-- start of EXERCISE MATERIALS --

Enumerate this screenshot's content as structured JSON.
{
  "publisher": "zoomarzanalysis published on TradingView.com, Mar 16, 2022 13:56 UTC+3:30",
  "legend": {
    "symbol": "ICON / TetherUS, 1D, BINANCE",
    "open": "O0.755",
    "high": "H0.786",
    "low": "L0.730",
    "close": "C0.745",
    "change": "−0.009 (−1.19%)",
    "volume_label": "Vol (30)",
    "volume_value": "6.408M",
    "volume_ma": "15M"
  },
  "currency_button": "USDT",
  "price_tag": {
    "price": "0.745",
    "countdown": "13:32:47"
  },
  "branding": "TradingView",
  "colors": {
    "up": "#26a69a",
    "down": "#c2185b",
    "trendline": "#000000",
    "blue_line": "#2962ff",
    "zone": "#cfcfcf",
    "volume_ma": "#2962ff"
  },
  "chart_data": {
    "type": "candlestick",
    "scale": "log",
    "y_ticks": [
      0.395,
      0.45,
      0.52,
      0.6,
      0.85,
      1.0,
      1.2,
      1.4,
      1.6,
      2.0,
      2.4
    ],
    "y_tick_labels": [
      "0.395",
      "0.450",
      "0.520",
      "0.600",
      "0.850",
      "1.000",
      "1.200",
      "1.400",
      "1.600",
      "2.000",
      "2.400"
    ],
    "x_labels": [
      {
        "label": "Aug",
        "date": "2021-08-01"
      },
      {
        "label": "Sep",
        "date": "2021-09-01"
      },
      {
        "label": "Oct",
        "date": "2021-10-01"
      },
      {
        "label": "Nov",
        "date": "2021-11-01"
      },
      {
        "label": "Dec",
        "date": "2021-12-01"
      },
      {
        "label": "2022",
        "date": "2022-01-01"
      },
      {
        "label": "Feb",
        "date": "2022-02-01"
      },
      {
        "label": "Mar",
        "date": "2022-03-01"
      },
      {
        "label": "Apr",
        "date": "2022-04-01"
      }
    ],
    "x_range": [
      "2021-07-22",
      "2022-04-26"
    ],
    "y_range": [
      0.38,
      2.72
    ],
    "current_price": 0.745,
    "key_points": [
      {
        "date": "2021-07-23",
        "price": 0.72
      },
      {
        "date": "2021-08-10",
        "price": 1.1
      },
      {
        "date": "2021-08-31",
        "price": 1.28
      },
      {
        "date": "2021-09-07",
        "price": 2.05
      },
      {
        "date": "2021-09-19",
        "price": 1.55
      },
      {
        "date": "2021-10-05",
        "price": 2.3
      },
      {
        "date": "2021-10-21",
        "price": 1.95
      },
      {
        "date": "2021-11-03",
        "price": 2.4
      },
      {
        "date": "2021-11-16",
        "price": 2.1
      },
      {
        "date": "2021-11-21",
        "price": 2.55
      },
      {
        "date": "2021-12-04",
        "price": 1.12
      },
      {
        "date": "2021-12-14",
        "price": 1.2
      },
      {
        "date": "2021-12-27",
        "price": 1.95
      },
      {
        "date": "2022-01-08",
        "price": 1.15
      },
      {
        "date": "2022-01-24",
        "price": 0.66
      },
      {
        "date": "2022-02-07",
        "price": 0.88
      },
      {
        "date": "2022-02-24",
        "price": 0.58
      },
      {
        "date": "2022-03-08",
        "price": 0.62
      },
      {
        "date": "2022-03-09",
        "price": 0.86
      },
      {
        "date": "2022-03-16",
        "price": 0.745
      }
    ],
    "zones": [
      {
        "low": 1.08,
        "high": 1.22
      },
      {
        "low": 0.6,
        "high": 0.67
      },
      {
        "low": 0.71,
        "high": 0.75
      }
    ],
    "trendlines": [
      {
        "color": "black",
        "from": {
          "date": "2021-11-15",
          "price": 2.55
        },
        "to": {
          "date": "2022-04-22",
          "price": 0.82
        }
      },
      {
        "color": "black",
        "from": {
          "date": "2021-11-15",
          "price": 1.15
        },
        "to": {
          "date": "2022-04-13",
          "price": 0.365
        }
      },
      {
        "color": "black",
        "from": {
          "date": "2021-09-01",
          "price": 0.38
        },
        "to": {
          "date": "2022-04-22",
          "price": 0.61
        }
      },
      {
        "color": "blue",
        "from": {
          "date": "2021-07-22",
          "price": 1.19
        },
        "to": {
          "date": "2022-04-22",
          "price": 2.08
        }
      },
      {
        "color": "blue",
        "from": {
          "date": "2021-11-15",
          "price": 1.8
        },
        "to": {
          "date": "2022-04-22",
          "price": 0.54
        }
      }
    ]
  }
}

-- end of EXERCISE MATERIALS --

## REQUIRED TASK
Restate each record exactly as written.

## FINISHED EXERCISE
Enumerate this screenshot's content as structured JSON.
{
  "publisher": "zoomarzanalysis published on TradingView.com, Mar 16, 2022 13:56 UTC+3:30",
  "legend": {
    "symbol": "ICON / TetherUS, 1D, BINANCE",
    "open": "O0.755",
    "high": "H0.786",
    "low": "L0.730",
    "close": "C0.745",
    "change": "−0.009 (−1.19%)",
    "volume_label": "Vol (30)",
    "volume_value": "6.408M",
    "volume_ma": "15M"
  },
  "currency_button": "USDT",
  "price_tag": {
    "price": "0.745",
    "countdown": "13:32:47"
  },
  "branding": "TradingView",
  "colors": {
    "up": "#26a69a",
    "down": "#c2185b",
    "trendline": "#000000",
    "blue_line": "#2962ff",
    "zone": "#cfcfcf",
    "volume_ma": "#2962ff"
  },
  "chart_data": {
    "type": "candlestick",
    "scale": "log",
    "y_ticks": [
      0.395,
      0.45,
      0.52,
      0.6,
      0.85,
      1.0,
      1.2,
      1.4,
      1.6,
      2.0,
      2.4
    ],
    "y_tick_labels": [
      "0.395",
      "0.450",
      "0.520",
      "0.600",
      "0.850",
      "1.000",
      "1.200",
      "1.400",
      "1.600",
      "2.000",
      "2.400"
    ],
    "x_labels": [
      {
        "label": "Aug",
        "date": "2021-08-01"
      },
      {
        "label": "Sep",
        "date": "2021-09-01"
      },
      {
        "label": "Oct",
        "date": "2021-10-01"
      },
      {
        "label": "Nov",
        "date": "2021-11-01"
      },
      {
        "label": "Dec",
        "date": "2021-12-01"
      },
      {
        "label": "2022",
        "date": "2022-01-01"
      },
      {
        "label": "Feb",
        "date": "2022-02-01"
      },
      {
        "label": "Mar",
        "date": "2022-03-01"
      },
      {
        "label": "Apr",
        "date": "2022-04-01"
      }
    ],
    "x_range": [
      "2021-07-22",
      "2022-04-26"
    ],
    "y_range": [
      0.38,
      2.72
    ],
    "current_price": 0.745,
    "key_points": [
      {
        "date": "2021-07-23",
        "price": 0.72
      },
      {
        "date": "2021-08-10",
        "price": 1.1
      },
      {
        "date": "2021-08-31",
        "price": 1.28
      },
      {
        "date": "2021-09-07",
        "price": 2.05
      },
      {
        "date": "2021-09-19",
        "price": 1.55
      },
      {
        "date": "2021-10-05",
        "price": 2.3
      },
      {
        "date": "2021-10-21",
        "price": 1.95
      },
      {
        "date": "2021-11-03",
        "price": 2.4
      },
      {
        "date": "2021-11-16",
        "price": 2.1
      },
      {
        "date": "2021-11-21",
        "price": 2.55
      },
      {
        "date": "2021-12-04",
        "price": 1.12
      },
      {
        "date": "2021-12-14",
        "price": 1.2
      },
      {
        "date": "2021-12-27",
        "price": 1.95
      },
      {
        "date": "2022-01-08",
        "price": 1.15
      },
      {
        "date": "2022-01-24",
        "price": 0.66
      },
      {
        "date": "2022-02-07",
        "price": 0.88
      },
      {
        "date": "2022-02-24",
        "price": 0.58
      },
      {
        "date": "2022-03-08",
        "price": 0.62
      },
      {
        "date": "2022-03-09",
        "price": 0.86
      },
      {
        "date": "2022-03-16",
        "price": 0.745
      }
    ],
    "zones": [
      {
        "low": 1.08,
        "high": 1.22
      },
      {
        "low": 0.6,
        "high": 0.67
      },
      {
        "low": 0.71,
        "high": 0.75
      }
    ],
    "trendlines": [
      {
        "color": "black",
        "from": {
          "date": "2021-11-15",
          "price": 2.55
        },
        "to": {
          "date": "2022-04-22",
          "price": 0.82
        }
      },
      {
        "color": "black",
        "from": {
          "date": "2021-11-15",
          "price": 1.15
        },
        "to": {
          "date": "2022-04-13",
          "price": 0.365
        }
      },
      {
        "color": "black",
        "from": {
          "date": "2021-09-01",
          "price": 0.38
        },
        "to": {
          "date": "2022-04-22",
          "price": 0.61
        }
      },
      {
        "color": "blue",
        "from": {
          "date": "2021-07-22",
          "price": 1.19
        },
        "to": {
          "date": "2022-04-22",
          "price": 2.08
        }
      },
      {
        "color": "blue",
        "from": {
          "date": "2021-11-15",
          "price": 1.8
        },
        "to": {
          "date": "2022-04-22",
          "price": 0.54
        }
      }
    ]
  }
}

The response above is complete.